▶ Instructions to follow
Beneath this task is a listing; retype all of it exactly.

##########

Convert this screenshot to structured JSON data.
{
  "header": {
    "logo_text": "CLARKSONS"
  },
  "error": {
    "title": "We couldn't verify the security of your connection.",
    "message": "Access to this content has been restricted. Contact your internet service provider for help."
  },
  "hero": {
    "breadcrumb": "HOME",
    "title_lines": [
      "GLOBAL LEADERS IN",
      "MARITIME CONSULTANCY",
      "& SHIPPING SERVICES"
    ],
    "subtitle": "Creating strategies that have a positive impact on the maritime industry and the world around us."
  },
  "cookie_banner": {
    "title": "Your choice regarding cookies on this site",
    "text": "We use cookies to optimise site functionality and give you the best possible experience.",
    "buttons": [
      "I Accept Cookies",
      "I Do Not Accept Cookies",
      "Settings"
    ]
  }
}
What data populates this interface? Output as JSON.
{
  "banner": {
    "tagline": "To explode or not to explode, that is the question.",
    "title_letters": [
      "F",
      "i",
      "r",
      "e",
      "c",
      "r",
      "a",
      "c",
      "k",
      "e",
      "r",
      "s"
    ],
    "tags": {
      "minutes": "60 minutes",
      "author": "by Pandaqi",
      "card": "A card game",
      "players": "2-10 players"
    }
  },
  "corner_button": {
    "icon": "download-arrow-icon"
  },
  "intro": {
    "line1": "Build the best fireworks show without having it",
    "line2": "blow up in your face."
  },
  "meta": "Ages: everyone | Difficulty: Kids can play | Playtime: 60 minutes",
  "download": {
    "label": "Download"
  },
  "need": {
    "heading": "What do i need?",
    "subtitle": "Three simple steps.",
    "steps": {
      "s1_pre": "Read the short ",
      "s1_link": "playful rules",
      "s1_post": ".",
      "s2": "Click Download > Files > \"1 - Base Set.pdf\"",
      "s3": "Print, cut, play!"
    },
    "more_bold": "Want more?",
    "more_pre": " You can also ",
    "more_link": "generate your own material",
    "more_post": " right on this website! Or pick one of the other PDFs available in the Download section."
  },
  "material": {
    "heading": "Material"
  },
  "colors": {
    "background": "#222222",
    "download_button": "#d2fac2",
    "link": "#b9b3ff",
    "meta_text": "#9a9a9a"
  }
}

##########

▶ Solved exercise
Convert this screenshot to structured JSON data.
{
  "header": {
    "logo_text": "CLARKSONS"
  },
  "error": {
    "title": "We couldn't verify the security of your connection.",
    "message": "Access to this content has been restricted. Contact your internet service provider for help."
  },
  "hero": {
    "breadcrumb": "HOME",
    "title_lines": [
      "GLOBAL LEADERS IN",
      "MARITIME CONSULTANCY",
      "& SHIPPING SERVICES"
    ],
    "subtitle": "Creating strategies that have a positive impact on the maritime industry and the world around us."
  },
  "cookie_banner": {
    "title": "Your choice regarding cookies on this site",
    "text": "We use cookies to optimise site functionality and give you the best possible experience.",
    "buttons": [
      "I Accept Cookies",
      "I Do Not Accept Cookies",
      "Settings"
    ]
  }
}
What data populates this interface? Output as JSON.
{
  "banner": {
    "tagline": "To explode or not to explode, that is the question.",
    "title_letters": [
      "F",
      "i",
      "r",
      "e",
      "c",
      "r",
      "a",
      "c",
      "k",
      "e",
      "r",
      "s"
    ],
    "tags": {
      "minutes": "60 minutes",
      "author": "by Pandaqi",
      "card": "A card game",
      "players": "2-10 players"
    }
  },
  "corner_button": {
    "icon": "download-arrow-icon"
  },
  "intro": {
    "line1": "Build the best fireworks show without having it",
    "line2": "blow up in your face."
  },
  "meta": "Ages: everyone | Difficulty: Kids can play | Playtime: 60 minutes",
  "download": {
    "label": "Download"
  },
  "need": {
    "heading": "What do i need?",
    "subtitle": "Three simple steps.",
    "steps": {
      "s1_pre": "Read the short ",
      "s1_link": "playful rules",
      "s1_post": ".",
      "s2": "Click Download > Files > \"1 - Base Set.pdf\"",
      "s3": "Print, cut, play!"
    },
    "more_bold": "Want more?",
    "more_pre": " You can also ",
    "more_link": "generate your own material",
    "more_post": " right on this website! Or pick one of the other PDFs available in the Download section."
  },
  "material": {
    "heading": "Material"
  },
  "colors": {
    "background": "#222222",
    "download_button": "#d2fac2",
    "link": "#b9b3ff",
    "meta_text": "#9a9a9a"
  }
}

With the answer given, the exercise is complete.